● **Written request**:
Collect every row below that contains the string "subsection", and copy each such row in full.

###

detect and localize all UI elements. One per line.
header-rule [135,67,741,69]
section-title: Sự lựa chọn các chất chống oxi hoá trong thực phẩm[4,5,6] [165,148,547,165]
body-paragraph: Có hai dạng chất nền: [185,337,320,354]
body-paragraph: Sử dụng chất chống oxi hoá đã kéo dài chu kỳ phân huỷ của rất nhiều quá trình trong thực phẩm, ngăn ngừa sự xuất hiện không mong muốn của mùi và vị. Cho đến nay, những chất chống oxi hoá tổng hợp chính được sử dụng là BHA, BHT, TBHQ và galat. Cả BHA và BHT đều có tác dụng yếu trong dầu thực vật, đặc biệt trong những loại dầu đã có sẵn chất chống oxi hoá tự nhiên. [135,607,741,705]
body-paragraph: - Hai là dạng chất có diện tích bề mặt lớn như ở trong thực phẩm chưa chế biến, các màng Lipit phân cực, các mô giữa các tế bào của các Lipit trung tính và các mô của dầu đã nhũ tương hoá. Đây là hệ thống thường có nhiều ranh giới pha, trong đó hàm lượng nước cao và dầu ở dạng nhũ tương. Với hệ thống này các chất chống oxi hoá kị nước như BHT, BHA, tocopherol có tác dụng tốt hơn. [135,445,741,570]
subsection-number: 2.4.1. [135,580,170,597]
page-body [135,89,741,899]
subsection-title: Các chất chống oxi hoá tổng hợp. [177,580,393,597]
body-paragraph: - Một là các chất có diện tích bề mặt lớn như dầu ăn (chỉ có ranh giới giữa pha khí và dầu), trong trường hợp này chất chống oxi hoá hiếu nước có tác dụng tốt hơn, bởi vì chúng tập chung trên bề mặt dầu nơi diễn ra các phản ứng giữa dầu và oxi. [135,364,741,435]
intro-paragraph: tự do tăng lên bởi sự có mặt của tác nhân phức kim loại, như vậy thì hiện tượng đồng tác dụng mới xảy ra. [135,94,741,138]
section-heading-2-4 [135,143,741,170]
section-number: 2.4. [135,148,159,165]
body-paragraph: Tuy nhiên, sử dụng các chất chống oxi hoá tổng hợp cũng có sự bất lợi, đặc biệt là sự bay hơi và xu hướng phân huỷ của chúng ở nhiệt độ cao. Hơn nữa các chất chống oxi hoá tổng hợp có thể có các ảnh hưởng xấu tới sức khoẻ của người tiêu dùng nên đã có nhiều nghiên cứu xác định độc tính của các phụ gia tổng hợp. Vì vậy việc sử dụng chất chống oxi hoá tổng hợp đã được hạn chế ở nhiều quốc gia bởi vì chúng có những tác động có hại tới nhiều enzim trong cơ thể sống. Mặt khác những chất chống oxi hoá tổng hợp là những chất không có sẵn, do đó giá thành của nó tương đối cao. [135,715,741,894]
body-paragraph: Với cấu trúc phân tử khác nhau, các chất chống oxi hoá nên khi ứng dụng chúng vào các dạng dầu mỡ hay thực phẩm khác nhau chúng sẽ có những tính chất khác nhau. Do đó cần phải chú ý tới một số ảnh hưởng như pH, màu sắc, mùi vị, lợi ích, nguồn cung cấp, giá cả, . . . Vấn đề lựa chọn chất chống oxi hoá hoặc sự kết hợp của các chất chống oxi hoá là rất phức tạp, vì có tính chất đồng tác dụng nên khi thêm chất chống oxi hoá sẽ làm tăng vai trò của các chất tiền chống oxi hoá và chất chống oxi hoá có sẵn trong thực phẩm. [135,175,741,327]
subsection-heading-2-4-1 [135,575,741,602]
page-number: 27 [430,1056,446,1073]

###

● **Task response**:
subsection-number: 2.4.1. [135,580,170,597]
subsection-title: Các chất chống oxi hoá tổng hợp. [177,580,393,597]
subsection-heading-2-4-1 [135,575,741,602]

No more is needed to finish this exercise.